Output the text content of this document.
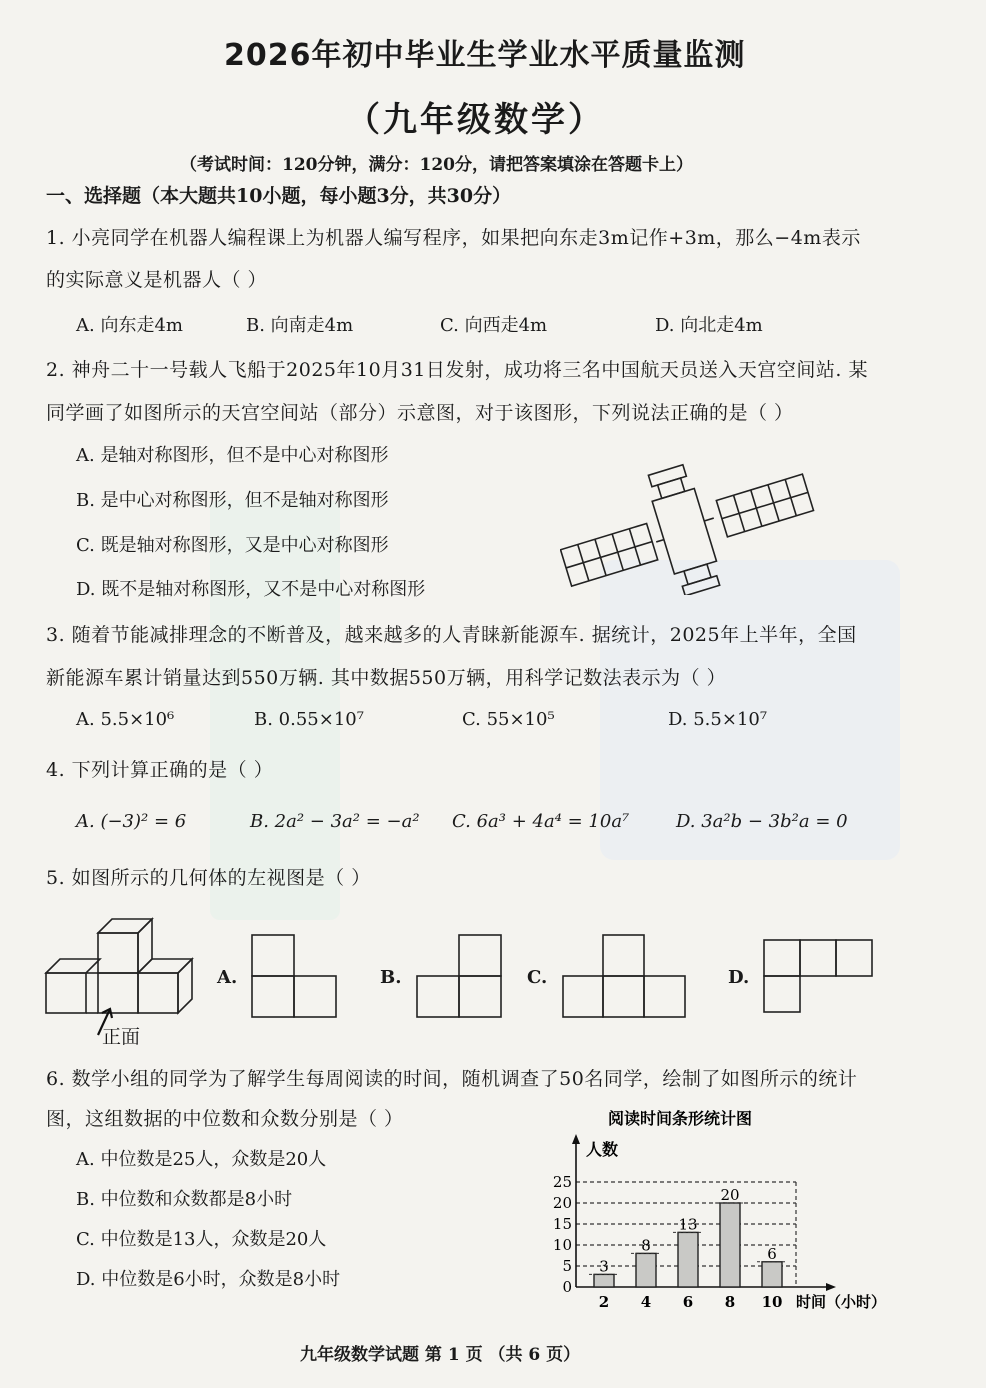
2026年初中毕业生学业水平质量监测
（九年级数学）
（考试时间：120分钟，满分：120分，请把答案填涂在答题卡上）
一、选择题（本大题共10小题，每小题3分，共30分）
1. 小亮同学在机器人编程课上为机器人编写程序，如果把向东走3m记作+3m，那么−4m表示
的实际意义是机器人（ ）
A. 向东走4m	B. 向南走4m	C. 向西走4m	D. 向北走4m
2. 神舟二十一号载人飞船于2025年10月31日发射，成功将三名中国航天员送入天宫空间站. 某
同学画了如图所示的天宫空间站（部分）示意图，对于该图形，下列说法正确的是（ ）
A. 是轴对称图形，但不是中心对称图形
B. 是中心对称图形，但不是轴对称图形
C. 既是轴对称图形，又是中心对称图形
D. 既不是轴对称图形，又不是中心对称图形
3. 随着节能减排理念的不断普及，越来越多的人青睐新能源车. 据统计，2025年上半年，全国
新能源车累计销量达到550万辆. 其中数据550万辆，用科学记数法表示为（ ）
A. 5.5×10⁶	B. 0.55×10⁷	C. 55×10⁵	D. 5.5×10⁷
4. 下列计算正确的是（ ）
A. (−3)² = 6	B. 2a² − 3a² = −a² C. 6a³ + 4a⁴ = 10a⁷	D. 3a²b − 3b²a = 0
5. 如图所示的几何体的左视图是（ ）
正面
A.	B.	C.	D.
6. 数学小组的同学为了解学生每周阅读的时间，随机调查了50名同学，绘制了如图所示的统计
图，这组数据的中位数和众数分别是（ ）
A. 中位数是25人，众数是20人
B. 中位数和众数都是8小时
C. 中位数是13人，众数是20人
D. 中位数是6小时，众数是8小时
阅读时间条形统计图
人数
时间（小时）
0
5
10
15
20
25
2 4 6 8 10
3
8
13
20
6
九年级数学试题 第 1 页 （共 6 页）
▬▬▬
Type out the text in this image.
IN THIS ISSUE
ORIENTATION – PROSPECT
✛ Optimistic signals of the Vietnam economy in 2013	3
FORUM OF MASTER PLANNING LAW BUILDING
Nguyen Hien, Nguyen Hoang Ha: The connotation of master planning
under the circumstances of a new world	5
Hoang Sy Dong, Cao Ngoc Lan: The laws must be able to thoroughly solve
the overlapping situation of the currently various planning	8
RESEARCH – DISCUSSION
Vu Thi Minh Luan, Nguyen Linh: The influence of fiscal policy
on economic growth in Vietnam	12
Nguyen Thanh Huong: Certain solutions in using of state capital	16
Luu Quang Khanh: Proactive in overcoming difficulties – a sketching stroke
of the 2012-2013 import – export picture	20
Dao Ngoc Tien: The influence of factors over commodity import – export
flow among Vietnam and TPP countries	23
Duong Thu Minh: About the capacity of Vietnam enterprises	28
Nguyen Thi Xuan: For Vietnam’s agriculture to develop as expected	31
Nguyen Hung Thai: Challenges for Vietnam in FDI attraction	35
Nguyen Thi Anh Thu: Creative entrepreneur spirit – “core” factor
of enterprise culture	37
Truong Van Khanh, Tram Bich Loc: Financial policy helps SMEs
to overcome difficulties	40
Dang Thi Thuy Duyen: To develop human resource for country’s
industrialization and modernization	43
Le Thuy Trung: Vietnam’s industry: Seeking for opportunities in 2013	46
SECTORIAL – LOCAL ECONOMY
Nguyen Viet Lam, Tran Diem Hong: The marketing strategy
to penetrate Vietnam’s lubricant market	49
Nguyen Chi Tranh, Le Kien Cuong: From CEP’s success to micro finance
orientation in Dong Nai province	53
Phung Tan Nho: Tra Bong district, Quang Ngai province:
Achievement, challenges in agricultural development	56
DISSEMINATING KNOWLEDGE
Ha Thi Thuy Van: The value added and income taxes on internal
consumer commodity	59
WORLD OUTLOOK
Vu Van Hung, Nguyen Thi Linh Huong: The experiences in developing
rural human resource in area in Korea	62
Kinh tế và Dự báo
▬▬▬
Check each line of the records for the word "Dong" and extract those that contain it.

Hoang Sy Dong, Cao Ngoc Lan: The laws must be able to thoroughly solve
orientation in Dong Nai province	53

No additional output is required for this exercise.